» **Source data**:
----------------------------------------
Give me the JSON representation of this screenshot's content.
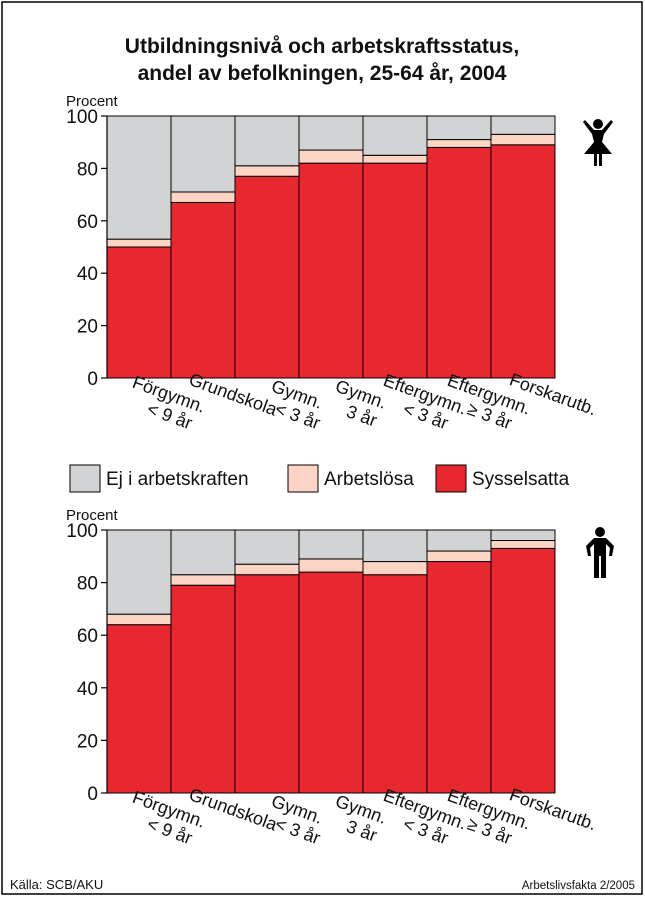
{
  "title": [
    "Utbildningsnivå och arbetskraftsstatus,",
    "andel av befolkningen, 25-64 år, 2004"
  ],
  "source": "Källa: SCB/AKU",
  "publication": "Arbetslivsfakta 2/2005",
  "chart_data": [
    {
      "type": "stacked-bar",
      "y_label": "Procent",
      "categories": [
        [
          "Förgymn.",
          "< 9 år"
        ],
        [
          "Grundskola"
        ],
        [
          "Gymn.",
          "< 3 år"
        ],
        [
          "Gymn.",
          "3 år"
        ],
        [
          "Eftergymn.",
          "< 3 år"
        ],
        [
          "Eftergymn.",
          "≥ 3 år"
        ],
        [
          "Forskarutb."
        ]
      ],
      "series": [
        {
          "name": "Ej i arbetskraften",
          "color": "#d2d3d5",
          "values": [
            47,
            29,
            19,
            13,
            15,
            9,
            7
          ]
        },
        {
          "name": "Arbetslösa",
          "color": "#fcd5c4",
          "values": [
            3,
            4,
            4,
            5,
            3,
            3,
            4
          ]
        },
        {
          "name": "Sysselsatta",
          "color": "#e8282f",
          "values": [
            50,
            67,
            77,
            82,
            82,
            88,
            89
          ]
        }
      ],
      "ylim": [
        0,
        100
      ],
      "yticks": [
        0,
        20,
        40,
        60,
        80,
        100
      ]
    },
    {
      "type": "stacked-bar",
      "y_label": "Procent",
      "categories": [
        [
          "Förgymn.",
          "< 9 år"
        ],
        [
          "Grundskola"
        ],
        [
          "Gymn.",
          "< 3 år"
        ],
        [
          "Gymn.",
          "3 år"
        ],
        [
          "Eftergymn.",
          "< 3 år"
        ],
        [
          "Eftergymn.",
          "≥ 3 år"
        ],
        [
          "Forskarutb."
        ]
      ],
      "series": [
        {
          "color": "#d2d3d5",
          "values": [
            32,
            17,
            13,
            11,
            12,
            8,
            4
          ]
        },
        {
          "color": "#fcd5c4",
          "values": [
            4,
            4,
            4,
            5,
            5,
            4,
            3
          ]
        },
        {
          "color": "#e8282f",
          "values": [
            64,
            79,
            83,
            84,
            83,
            88,
            93
          ]
        }
      ],
      "ylim": [
        0,
        100
      ],
      "yticks": [
        0,
        20,
        40,
        60,
        80,
        100
      ]
    }
  ]
}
----------------------------------------
» **EXERCISE OBJECTIVE**: Write the records out again in full, exactly, and skip every picture.

» **RESPONSE TO THE TASK**:
Give me the JSON representation of this screenshot's content.
{
  "title": [
    "Utbildningsnivå och arbetskraftsstatus,",
    "andel av befolkningen, 25-64 år, 2004"
  ],
  "source": "Källa: SCB/AKU",
  "publication": "Arbetslivsfakta 2/2005",
  "chart_data": [
    {
      "type": "stacked-bar",
      "y_label": "Procent",
      "categories": [
        [
          "Förgymn.",
          "< 9 år"
        ],
        [
          "Grundskola"
        ],
        [
          "Gymn.",
          "< 3 år"
        ],
        [
          "Gymn.",
          "3 år"
        ],
        [
          "Eftergymn.",
          "< 3 år"
        ],
        [
          "Eftergymn.",
          "≥ 3 år"
        ],
        [
          "Forskarutb."
        ]
      ],
      "series": [
        {
          "name": "Ej i arbetskraften",
          "color": "#d2d3d5",
          "values": [
            47,
            29,
            19,
            13,
            15,
            9,
            7
          ]
        },
        {
          "name": "Arbetslösa",
          "color": "#fcd5c4",
          "values": [
            3,
            4,
            4,
            5,
            3,
            3,
            4
          ]
        },
        {
          "name": "Sysselsatta",
          "color": "#e8282f",
          "values": [
            50,
            67,
            77,
            82,
            82,
            88,
            89
          ]
        }
      ],
      "ylim": [
        0,
        100
      ],
      "yticks": [
        0,
        20,
        40,
        60,
        80,
        100
      ]
    },
    {
      "type": "stacked-bar",
      "y_label": "Procent",
      "categories": [
        [
          "Förgymn.",
          "< 9 år"
        ],
        [
          "Grundskola"
        ],
        [
          "Gymn.",
          "< 3 år"
        ],
        [
          "Gymn.",
          "3 år"
        ],
        [
          "Eftergymn.",
          "< 3 år"
        ],
        [
          "Eftergymn.",
          "≥ 3 år"
        ],
        [
          "Forskarutb."
        ]
      ],
      "series": [
        {
          "color": "#d2d3d5",
          "values": [
            32,
            17,
            13,
            11,
            12,
            8,
            4
          ]
        },
        {
          "color": "#fcd5c4",
          "values": [
            4,
            4,
            4,
            5,
            5,
            4,
            3
          ]
        },
        {
          "color": "#e8282f",
          "values": [
            64,
            79,
            83,
            84,
            83,
            88,
            93
          ]
        }
      ],
      "ylim": [
        0,
        100
      ],
      "yticks": [
        0,
        20,
        40,
        60,
        80,
        100
      ]
    }
  ]
}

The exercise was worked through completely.